Exercise data.
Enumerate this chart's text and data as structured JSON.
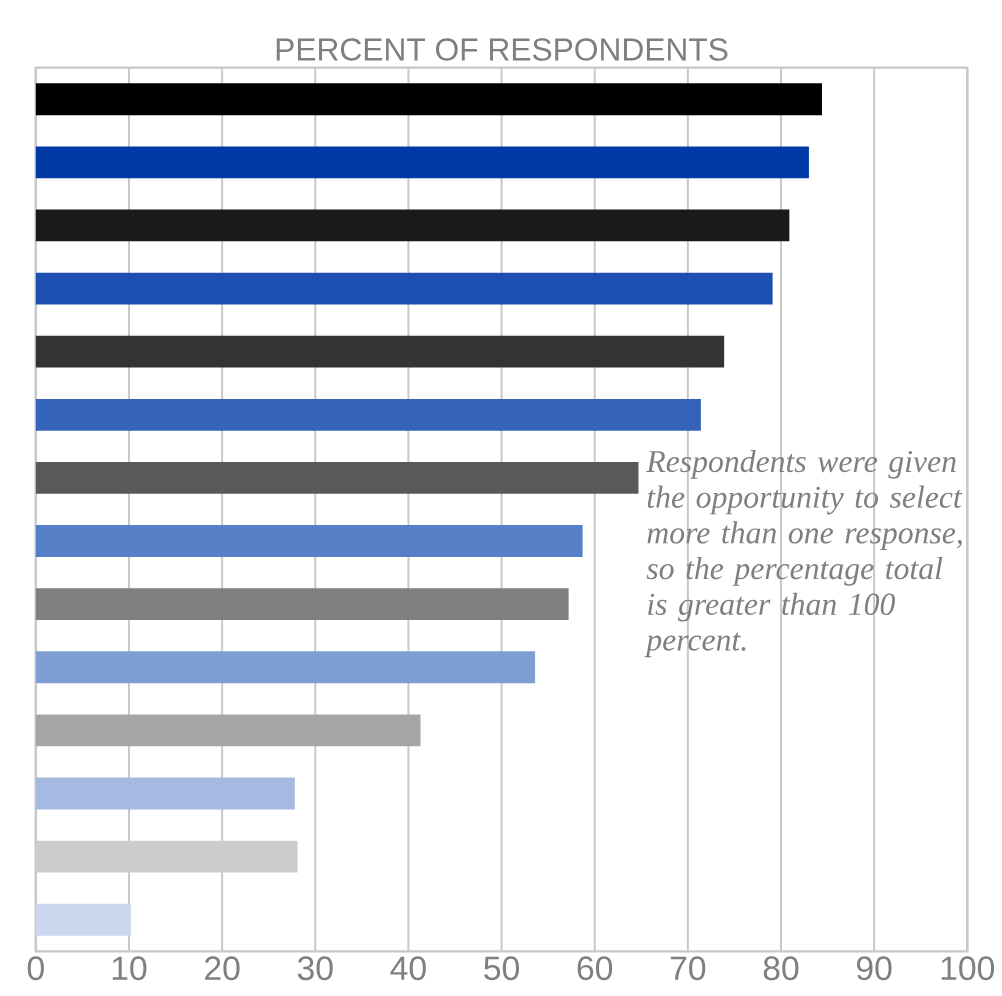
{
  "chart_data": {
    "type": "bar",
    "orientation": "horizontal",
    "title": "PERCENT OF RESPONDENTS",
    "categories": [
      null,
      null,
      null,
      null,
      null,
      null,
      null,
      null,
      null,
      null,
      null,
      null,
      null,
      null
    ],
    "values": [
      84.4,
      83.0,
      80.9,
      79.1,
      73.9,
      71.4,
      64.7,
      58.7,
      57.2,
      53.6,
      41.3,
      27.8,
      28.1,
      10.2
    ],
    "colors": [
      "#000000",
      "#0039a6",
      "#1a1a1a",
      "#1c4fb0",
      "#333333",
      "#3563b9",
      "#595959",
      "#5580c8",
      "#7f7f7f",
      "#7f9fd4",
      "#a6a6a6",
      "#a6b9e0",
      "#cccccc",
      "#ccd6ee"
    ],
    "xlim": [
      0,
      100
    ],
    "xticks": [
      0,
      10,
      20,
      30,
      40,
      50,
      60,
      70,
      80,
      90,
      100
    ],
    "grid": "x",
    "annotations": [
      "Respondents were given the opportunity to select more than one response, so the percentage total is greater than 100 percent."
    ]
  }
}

Exercise aim.
Output a faithful copy of the data, with each picture left out.

Solution for this exercise.
Enumerate this chart's text and data as structured JSON.
{
  "chart_data": {
    "type": "bar",
    "orientation": "horizontal",
    "title": "PERCENT OF RESPONDENTS",
    "categories": [
      null,
      null,
      null,
      null,
      null,
      null,
      null,
      null,
      null,
      null,
      null,
      null,
      null,
      null
    ],
    "values": [
      84.4,
      83.0,
      80.9,
      79.1,
      73.9,
      71.4,
      64.7,
      58.7,
      57.2,
      53.6,
      41.3,
      27.8,
      28.1,
      10.2
    ],
    "colors": [
      "#000000",
      "#0039a6",
      "#1a1a1a",
      "#1c4fb0",
      "#333333",
      "#3563b9",
      "#595959",
      "#5580c8",
      "#7f7f7f",
      "#7f9fd4",
      "#a6a6a6",
      "#a6b9e0",
      "#cccccc",
      "#ccd6ee"
    ],
    "xlim": [
      0,
      100
    ],
    "xticks": [
      0,
      10,
      20,
      30,
      40,
      50,
      60,
      70,
      80,
      90,
      100
    ],
    "grid": "x",
    "annotations": [
      "Respondents were given the opportunity to select more than one response, so the percentage total is greater than 100 percent."
    ]
  }
}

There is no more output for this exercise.